_AIM OF THE EXERCISE_
Look through the records below and give the number of lines holding the string "small", nothing more.

_Dataset items_
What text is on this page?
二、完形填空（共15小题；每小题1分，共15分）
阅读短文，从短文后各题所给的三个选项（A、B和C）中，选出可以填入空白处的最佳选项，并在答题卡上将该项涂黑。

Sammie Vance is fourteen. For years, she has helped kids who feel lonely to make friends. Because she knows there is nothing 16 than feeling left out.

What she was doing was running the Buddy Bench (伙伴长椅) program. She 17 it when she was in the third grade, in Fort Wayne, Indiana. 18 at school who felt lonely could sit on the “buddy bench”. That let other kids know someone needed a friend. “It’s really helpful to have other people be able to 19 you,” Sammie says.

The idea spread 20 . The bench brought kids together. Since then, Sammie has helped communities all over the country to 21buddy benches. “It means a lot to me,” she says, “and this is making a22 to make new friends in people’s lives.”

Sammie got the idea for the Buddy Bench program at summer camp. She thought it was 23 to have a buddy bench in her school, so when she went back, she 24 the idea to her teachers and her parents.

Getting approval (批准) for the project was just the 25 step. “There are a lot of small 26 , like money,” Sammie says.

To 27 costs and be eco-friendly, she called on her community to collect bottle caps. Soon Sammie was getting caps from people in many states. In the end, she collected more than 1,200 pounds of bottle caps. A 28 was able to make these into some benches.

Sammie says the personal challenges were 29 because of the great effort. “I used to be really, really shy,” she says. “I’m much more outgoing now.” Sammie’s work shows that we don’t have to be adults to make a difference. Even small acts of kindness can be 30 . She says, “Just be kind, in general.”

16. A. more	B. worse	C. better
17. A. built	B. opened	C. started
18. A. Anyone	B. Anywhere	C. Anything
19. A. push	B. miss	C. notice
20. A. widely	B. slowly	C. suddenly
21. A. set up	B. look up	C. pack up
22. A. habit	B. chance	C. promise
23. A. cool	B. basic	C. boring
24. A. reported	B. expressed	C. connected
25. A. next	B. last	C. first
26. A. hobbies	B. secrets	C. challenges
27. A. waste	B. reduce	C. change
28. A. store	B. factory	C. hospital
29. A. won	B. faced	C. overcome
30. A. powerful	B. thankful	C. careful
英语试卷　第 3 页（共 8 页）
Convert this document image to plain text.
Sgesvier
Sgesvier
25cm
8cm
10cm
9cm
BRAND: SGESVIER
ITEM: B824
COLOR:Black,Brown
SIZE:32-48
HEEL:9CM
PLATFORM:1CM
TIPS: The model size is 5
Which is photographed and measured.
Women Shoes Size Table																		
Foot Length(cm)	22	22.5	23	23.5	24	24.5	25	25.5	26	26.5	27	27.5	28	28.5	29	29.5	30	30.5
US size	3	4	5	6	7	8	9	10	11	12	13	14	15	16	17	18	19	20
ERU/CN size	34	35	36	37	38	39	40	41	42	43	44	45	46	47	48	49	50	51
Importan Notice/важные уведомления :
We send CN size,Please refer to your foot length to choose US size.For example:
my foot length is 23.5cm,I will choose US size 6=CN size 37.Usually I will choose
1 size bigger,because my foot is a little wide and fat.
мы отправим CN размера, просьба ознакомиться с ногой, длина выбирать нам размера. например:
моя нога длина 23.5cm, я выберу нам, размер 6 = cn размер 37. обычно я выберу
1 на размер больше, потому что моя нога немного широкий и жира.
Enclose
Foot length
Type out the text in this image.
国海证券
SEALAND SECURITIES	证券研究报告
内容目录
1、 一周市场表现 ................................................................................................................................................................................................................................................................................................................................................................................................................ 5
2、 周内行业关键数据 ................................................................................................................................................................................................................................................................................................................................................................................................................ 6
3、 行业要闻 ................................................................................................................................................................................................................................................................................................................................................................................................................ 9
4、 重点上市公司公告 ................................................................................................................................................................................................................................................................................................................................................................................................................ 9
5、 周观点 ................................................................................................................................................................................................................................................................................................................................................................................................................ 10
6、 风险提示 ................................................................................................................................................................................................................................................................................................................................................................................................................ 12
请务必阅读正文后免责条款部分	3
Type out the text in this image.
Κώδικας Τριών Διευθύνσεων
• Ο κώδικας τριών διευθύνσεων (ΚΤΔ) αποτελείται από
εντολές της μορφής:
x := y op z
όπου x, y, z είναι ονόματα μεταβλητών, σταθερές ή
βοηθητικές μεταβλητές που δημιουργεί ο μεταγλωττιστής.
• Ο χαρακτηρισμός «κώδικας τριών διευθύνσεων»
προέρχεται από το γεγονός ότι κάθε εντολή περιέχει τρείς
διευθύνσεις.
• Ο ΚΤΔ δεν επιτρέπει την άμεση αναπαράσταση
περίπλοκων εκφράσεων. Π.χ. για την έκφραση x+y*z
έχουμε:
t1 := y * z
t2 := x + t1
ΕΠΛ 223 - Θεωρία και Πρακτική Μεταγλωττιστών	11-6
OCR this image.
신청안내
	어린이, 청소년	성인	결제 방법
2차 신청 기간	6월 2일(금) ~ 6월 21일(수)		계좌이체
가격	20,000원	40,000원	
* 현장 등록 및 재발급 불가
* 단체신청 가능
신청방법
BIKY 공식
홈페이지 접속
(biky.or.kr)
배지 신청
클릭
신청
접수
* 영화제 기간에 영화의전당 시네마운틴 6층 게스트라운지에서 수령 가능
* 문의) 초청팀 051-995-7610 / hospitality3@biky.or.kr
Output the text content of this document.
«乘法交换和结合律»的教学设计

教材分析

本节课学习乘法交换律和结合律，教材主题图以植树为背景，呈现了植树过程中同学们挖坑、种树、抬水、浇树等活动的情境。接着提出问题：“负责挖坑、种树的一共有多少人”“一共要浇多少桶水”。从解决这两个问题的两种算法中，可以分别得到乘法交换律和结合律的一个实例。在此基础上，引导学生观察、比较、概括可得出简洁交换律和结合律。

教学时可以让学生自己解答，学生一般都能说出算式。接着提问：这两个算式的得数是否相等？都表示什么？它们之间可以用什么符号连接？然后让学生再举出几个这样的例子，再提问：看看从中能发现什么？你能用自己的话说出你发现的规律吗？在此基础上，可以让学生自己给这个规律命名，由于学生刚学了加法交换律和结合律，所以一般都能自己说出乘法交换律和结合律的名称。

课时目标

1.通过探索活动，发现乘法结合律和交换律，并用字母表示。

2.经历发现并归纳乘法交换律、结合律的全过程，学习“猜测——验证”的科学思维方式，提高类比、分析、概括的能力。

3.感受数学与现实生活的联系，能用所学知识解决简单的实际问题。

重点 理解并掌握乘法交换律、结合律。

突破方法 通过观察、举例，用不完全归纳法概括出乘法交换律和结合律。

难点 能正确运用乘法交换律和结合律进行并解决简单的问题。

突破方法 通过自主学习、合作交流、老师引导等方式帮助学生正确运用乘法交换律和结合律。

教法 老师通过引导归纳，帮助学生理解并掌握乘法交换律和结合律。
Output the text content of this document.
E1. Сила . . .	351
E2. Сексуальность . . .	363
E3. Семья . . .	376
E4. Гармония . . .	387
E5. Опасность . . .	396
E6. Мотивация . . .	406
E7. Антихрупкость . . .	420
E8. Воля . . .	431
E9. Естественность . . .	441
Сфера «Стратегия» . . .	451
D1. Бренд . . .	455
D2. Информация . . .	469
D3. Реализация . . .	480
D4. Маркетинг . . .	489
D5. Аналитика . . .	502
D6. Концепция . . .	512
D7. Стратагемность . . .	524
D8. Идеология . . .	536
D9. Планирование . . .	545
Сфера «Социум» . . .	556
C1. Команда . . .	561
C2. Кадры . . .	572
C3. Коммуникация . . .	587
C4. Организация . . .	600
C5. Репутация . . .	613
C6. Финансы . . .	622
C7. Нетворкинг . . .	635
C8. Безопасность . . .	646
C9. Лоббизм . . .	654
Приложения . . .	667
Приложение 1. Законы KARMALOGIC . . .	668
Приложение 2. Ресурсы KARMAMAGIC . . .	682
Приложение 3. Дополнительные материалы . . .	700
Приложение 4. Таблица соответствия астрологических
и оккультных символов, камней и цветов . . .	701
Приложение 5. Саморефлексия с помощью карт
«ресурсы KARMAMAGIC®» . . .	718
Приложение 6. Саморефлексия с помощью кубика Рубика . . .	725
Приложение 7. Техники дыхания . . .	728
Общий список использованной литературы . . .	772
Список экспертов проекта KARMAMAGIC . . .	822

_WRITTEN ANSWER_
2